What is needed |
Write the records out again, keeping each line exactly as it is.

(Lines of data)
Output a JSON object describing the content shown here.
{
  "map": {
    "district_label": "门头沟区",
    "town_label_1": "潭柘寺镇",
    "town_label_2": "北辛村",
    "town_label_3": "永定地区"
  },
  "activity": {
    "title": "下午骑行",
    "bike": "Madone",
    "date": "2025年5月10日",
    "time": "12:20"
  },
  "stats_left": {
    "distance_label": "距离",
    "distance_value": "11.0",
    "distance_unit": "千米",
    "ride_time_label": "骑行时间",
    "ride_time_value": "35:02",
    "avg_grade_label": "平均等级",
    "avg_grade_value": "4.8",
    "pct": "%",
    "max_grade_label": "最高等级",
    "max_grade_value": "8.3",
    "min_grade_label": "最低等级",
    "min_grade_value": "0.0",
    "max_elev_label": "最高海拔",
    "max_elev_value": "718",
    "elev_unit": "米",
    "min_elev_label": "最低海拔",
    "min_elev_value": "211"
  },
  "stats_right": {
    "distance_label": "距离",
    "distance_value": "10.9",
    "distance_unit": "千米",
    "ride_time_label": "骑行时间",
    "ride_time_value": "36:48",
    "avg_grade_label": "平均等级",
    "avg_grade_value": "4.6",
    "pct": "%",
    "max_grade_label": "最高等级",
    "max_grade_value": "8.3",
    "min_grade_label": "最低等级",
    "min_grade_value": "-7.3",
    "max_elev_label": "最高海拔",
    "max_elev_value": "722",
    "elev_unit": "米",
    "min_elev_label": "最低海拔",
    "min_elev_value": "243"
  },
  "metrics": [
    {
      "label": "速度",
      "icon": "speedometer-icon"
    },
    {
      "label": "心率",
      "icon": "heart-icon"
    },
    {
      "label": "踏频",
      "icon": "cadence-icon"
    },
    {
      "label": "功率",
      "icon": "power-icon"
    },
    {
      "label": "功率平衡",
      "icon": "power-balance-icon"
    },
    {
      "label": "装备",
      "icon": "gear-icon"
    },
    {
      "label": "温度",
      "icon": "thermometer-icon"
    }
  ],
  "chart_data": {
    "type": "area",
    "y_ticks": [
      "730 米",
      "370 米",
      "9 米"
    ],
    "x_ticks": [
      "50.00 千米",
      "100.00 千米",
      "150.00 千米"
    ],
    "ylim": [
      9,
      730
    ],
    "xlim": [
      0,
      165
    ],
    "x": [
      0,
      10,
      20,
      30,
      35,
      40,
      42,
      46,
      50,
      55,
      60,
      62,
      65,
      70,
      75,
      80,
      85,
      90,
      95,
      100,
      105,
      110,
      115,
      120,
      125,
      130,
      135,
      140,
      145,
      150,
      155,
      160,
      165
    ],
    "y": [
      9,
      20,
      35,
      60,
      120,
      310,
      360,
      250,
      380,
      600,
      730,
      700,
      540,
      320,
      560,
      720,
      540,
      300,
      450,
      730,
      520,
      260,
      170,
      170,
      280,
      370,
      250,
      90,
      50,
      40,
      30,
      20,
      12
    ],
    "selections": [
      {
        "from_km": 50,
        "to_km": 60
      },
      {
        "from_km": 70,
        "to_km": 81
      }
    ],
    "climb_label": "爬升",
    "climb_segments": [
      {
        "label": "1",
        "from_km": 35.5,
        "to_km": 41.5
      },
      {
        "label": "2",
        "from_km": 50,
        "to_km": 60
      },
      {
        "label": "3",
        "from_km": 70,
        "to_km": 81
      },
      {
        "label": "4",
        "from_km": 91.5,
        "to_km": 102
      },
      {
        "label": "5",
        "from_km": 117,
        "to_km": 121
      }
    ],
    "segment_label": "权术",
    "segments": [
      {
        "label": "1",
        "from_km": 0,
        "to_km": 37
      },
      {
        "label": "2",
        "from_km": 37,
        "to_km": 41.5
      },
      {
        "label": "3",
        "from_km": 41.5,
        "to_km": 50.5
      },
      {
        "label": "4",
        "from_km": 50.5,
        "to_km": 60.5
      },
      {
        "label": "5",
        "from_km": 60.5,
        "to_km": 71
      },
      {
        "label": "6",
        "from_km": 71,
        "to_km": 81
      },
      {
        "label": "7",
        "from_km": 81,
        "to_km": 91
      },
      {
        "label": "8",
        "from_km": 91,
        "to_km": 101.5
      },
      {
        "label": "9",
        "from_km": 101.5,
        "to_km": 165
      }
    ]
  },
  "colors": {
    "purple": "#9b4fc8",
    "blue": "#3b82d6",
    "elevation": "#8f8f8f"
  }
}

The reply |
Output a JSON object describing the content shown here.
{
  "map": {
    "district_label": "门头沟区",
    "town_label_1": "潭柘寺镇",
    "town_label_2": "北辛村",
    "town_label_3": "永定地区"
  },
  "activity": {
    "title": "下午骑行",
    "bike": "Madone",
    "date": "2025年5月10日",
    "time": "12:20"
  },
  "stats_left": {
    "distance_label": "距离",
    "distance_value": "11.0",
    "distance_unit": "千米",
    "ride_time_label": "骑行时间",
    "ride_time_value": "35:02",
    "avg_grade_label": "平均等级",
    "avg_grade_value": "4.8",
    "pct": "%",
    "max_grade_label": "最高等级",
    "max_grade_value": "8.3",
    "min_grade_label": "最低等级",
    "min_grade_value": "0.0",
    "max_elev_label": "最高海拔",
    "max_elev_value": "718",
    "elev_unit": "米",
    "min_elev_label": "最低海拔",
    "min_elev_value": "211"
  },
  "stats_right": {
    "distance_label": "距离",
    "distance_value": "10.9",
    "distance_unit": "千米",
    "ride_time_label": "骑行时间",
    "ride_time_value": "36:48",
    "avg_grade_label": "平均等级",
    "avg_grade_value": "4.6",
    "pct": "%",
    "max_grade_label": "最高等级",
    "max_grade_value": "8.3",
    "min_grade_label": "最低等级",
    "min_grade_value": "-7.3",
    "max_elev_label": "最高海拔",
    "max_elev_value": "722",
    "elev_unit": "米",
    "min_elev_label": "最低海拔",
    "min_elev_value": "243"
  },
  "metrics": [
    {
      "label": "速度",
      "icon": "speedometer-icon"
    },
    {
      "label": "心率",
      "icon": "heart-icon"
    },
    {
      "label": "踏频",
      "icon": "cadence-icon"
    },
    {
      "label": "功率",
      "icon": "power-icon"
    },
    {
      "label": "功率平衡",
      "icon": "power-balance-icon"
    },
    {
      "label": "装备",
      "icon": "gear-icon"
    },
    {
      "label": "温度",
      "icon": "thermometer-icon"
    }
  ],
  "chart_data": {
    "type": "area",
    "y_ticks": [
      "730 米",
      "370 米",
      "9 米"
    ],
    "x_ticks": [
      "50.00 千米",
      "100.00 千米",
      "150.00 千米"
    ],
    "ylim": [
      9,
      730
    ],
    "xlim": [
      0,
      165
    ],
    "x": [
      0,
      10,
      20,
      30,
      35,
      40,
      42,
      46,
      50,
      55,
      60,
      62,
      65,
      70,
      75,
      80,
      85,
      90,
      95,
      100,
      105,
      110,
      115,
      120,
      125,
      130,
      135,
      140,
      145,
      150,
      155,
      160,
      165
    ],
    "y": [
      9,
      20,
      35,
      60,
      120,
      310,
      360,
      250,
      380,
      600,
      730,
      700,
      540,
      320,
      560,
      720,
      540,
      300,
      450,
      730,
      520,
      260,
      170,
      170,
      280,
      370,
      250,
      90,
      50,
      40,
      30,
      20,
      12
    ],
    "selections": [
      {
        "from_km": 50,
        "to_km": 60
      },
      {
        "from_km": 70,
        "to_km": 81
      }
    ],
    "climb_label": "爬升",
    "climb_segments": [
      {
        "label": "1",
        "from_km": 35.5,
        "to_km": 41.5
      },
      {
        "label": "2",
        "from_km": 50,
        "to_km": 60
      },
      {
        "label": "3",
        "from_km": 70,
        "to_km": 81
      },
      {
        "label": "4",
        "from_km": 91.5,
        "to_km": 102
      },
      {
        "label": "5",
        "from_km": 117,
        "to_km": 121
      }
    ],
    "segment_label": "权术",
    "segments": [
      {
        "label": "1",
        "from_km": 0,
        "to_km": 37
      },
      {
        "label": "2",
        "from_km": 37,
        "to_km": 41.5
      },
      {
        "label": "3",
        "from_km": 41.5,
        "to_km": 50.5
      },
      {
        "label": "4",
        "from_km": 50.5,
        "to_km": 60.5
      },
      {
        "label": "5",
        "from_km": 60.5,
        "to_km": 71
      },
      {
        "label": "6",
        "from_km": 71,
        "to_km": 81
      },
      {
        "label": "7",
        "from_km": 81,
        "to_km": 91
      },
      {
        "label": "8",
        "from_km": 91,
        "to_km": 101.5
      },
      {
        "label": "9",
        "from_km": 101.5,
        "to_km": 165
      }
    ]
  },
  "colors": {
    "purple": "#9b4fc8",
    "blue": "#3b82d6",
    "elevation": "#8f8f8f"
  }
}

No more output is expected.